— Start of Information shown —

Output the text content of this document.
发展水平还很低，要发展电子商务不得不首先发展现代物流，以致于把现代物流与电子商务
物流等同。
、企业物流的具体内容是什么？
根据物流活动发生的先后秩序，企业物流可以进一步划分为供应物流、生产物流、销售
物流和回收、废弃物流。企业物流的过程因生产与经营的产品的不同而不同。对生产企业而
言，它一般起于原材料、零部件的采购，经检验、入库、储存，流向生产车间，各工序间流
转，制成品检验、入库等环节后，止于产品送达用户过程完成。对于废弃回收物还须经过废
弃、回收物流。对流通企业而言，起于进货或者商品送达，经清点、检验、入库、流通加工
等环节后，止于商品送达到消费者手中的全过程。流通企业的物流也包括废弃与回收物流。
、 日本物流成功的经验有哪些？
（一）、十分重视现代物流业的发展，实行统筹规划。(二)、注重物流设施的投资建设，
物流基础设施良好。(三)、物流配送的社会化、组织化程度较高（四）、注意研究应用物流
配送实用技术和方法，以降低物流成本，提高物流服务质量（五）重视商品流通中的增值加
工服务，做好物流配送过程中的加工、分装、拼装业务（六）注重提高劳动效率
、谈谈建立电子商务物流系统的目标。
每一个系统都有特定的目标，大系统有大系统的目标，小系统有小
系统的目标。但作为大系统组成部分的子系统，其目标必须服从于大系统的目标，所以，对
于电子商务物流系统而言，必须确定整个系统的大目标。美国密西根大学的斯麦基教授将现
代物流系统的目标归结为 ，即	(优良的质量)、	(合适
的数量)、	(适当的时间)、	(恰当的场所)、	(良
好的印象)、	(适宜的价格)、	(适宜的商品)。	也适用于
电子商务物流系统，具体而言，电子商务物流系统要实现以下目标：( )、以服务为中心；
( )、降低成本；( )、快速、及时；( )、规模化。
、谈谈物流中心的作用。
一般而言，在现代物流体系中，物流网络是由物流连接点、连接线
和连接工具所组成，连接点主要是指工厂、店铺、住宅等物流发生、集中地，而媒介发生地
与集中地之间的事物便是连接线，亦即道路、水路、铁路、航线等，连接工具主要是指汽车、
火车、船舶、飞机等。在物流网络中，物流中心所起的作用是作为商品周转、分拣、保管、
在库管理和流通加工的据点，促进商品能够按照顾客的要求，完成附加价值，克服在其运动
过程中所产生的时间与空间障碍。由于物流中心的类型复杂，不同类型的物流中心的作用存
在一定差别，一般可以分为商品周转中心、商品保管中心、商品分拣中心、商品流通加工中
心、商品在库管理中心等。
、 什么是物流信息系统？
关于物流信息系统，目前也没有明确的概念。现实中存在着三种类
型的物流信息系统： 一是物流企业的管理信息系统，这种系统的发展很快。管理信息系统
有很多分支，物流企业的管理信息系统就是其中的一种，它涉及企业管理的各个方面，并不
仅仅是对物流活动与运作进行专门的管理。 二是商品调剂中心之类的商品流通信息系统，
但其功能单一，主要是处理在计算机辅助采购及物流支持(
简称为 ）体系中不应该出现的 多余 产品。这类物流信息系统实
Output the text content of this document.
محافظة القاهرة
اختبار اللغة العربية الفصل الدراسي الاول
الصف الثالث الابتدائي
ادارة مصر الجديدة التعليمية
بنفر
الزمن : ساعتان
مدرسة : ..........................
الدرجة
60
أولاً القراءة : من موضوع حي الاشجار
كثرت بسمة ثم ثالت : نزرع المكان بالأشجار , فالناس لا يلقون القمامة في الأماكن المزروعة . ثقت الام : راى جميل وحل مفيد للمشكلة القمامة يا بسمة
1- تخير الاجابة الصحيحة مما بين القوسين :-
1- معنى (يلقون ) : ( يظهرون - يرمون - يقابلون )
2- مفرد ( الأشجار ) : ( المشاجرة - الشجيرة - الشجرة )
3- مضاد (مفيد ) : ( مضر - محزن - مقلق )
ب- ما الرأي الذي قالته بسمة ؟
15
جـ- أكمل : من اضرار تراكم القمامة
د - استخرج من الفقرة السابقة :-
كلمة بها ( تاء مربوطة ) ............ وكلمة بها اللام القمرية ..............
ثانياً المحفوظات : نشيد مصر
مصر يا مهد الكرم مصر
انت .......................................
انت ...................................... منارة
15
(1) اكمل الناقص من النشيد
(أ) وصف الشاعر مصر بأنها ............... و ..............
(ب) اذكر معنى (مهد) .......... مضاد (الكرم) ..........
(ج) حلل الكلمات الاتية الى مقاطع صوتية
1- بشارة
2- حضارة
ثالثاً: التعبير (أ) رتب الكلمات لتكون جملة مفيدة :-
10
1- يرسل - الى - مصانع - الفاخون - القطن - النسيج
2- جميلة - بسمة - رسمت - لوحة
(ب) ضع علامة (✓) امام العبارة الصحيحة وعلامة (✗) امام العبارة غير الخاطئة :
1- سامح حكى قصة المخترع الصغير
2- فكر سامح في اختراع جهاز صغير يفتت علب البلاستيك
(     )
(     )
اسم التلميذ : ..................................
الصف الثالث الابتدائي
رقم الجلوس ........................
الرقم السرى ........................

— End of Information shown —

Transcribe the material exactly as it reads.

Result below =
Output the text content of this document.
发展水平还很低，要发展电子商务不得不首先发展现代物流，以致于把现代物流与电子商务
物流等同。
、企业物流的具体内容是什么？
根据物流活动发生的先后秩序，企业物流可以进一步划分为供应物流、生产物流、销售
物流和回收、废弃物流。企业物流的过程因生产与经营的产品的不同而不同。对生产企业而
言，它一般起于原材料、零部件的采购，经检验、入库、储存，流向生产车间，各工序间流
转，制成品检验、入库等环节后，止于产品送达用户过程完成。对于废弃回收物还须经过废
弃、回收物流。对流通企业而言，起于进货或者商品送达，经清点、检验、入库、流通加工
等环节后，止于商品送达到消费者手中的全过程。流通企业的物流也包括废弃与回收物流。
、 日本物流成功的经验有哪些？
（一）、十分重视现代物流业的发展，实行统筹规划。(二)、注重物流设施的投资建设，
物流基础设施良好。(三)、物流配送的社会化、组织化程度较高（四）、注意研究应用物流
配送实用技术和方法，以降低物流成本，提高物流服务质量（五）重视商品流通中的增值加
工服务，做好物流配送过程中的加工、分装、拼装业务（六）注重提高劳动效率
、谈谈建立电子商务物流系统的目标。
每一个系统都有特定的目标，大系统有大系统的目标，小系统有小
系统的目标。但作为大系统组成部分的子系统，其目标必须服从于大系统的目标，所以，对
于电子商务物流系统而言，必须确定整个系统的大目标。美国密西根大学的斯麦基教授将现
代物流系统的目标归结为 ，即	(优良的质量)、	(合适
的数量)、	(适当的时间)、	(恰当的场所)、	(良
好的印象)、	(适宜的价格)、	(适宜的商品)。	也适用于
电子商务物流系统，具体而言，电子商务物流系统要实现以下目标：( )、以服务为中心；
( )、降低成本；( )、快速、及时；( )、规模化。
、谈谈物流中心的作用。
一般而言，在现代物流体系中，物流网络是由物流连接点、连接线
和连接工具所组成，连接点主要是指工厂、店铺、住宅等物流发生、集中地，而媒介发生地
与集中地之间的事物便是连接线，亦即道路、水路、铁路、航线等，连接工具主要是指汽车、
火车、船舶、飞机等。在物流网络中，物流中心所起的作用是作为商品周转、分拣、保管、
在库管理和流通加工的据点，促进商品能够按照顾客的要求，完成附加价值，克服在其运动
过程中所产生的时间与空间障碍。由于物流中心的类型复杂，不同类型的物流中心的作用存
在一定差别，一般可以分为商品周转中心、商品保管中心、商品分拣中心、商品流通加工中
心、商品在库管理中心等。
、 什么是物流信息系统？
关于物流信息系统，目前也没有明确的概念。现实中存在着三种类
型的物流信息系统： 一是物流企业的管理信息系统，这种系统的发展很快。管理信息系统
有很多分支，物流企业的管理信息系统就是其中的一种，它涉及企业管理的各个方面，并不
仅仅是对物流活动与运作进行专门的管理。 二是商品调剂中心之类的商品流通信息系统，
但其功能单一，主要是处理在计算机辅助采购及物流支持(
简称为 ）体系中不应该出现的 多余 产品。这类物流信息系统实
Output the text content of this document.
محافظة القاهرة
اختبار اللغة العربية الفصل الدراسي الاول
الصف الثالث الابتدائي
ادارة مصر الجديدة التعليمية
بنفر
الزمن : ساعتان
مدرسة : ..........................
الدرجة
60
أولاً القراءة : من موضوع حي الاشجار
كثرت بسمة ثم ثالت : نزرع المكان بالأشجار , فالناس لا يلقون القمامة في الأماكن المزروعة . ثقت الام : راى جميل وحل مفيد للمشكلة القمامة يا بسمة
1- تخير الاجابة الصحيحة مما بين القوسين :-
1- معنى (يلقون ) : ( يظهرون - يرمون - يقابلون )
2- مفرد ( الأشجار ) : ( المشاجرة - الشجيرة - الشجرة )
3- مضاد (مفيد ) : ( مضر - محزن - مقلق )
ب- ما الرأي الذي قالته بسمة ؟
15
جـ- أكمل : من اضرار تراكم القمامة
د - استخرج من الفقرة السابقة :-
كلمة بها ( تاء مربوطة ) ............ وكلمة بها اللام القمرية ..............
ثانياً المحفوظات : نشيد مصر
مصر يا مهد الكرم مصر
انت .......................................
انت ...................................... منارة
15
(1) اكمل الناقص من النشيد
(أ) وصف الشاعر مصر بأنها ............... و ..............
(ب) اذكر معنى (مهد) .......... مضاد (الكرم) ..........
(ج) حلل الكلمات الاتية الى مقاطع صوتية
1- بشارة
2- حضارة
ثالثاً: التعبير (أ) رتب الكلمات لتكون جملة مفيدة :-
10
1- يرسل - الى - مصانع - الفاخون - القطن - النسيج
2- جميلة - بسمة - رسمت - لوحة
(ب) ضع علامة (✓) امام العبارة الصحيحة وعلامة (✗) امام العبارة غير الخاطئة :
1- سامح حكى قصة المخترع الصغير
2- فكر سامح في اختراع جهاز صغير يفتت علب البلاستيك
(     )
(     )
اسم التلميذ : ..................................
الصف الثالث الابتدائي
رقم الجلوس ........................
الرقم السرى ........................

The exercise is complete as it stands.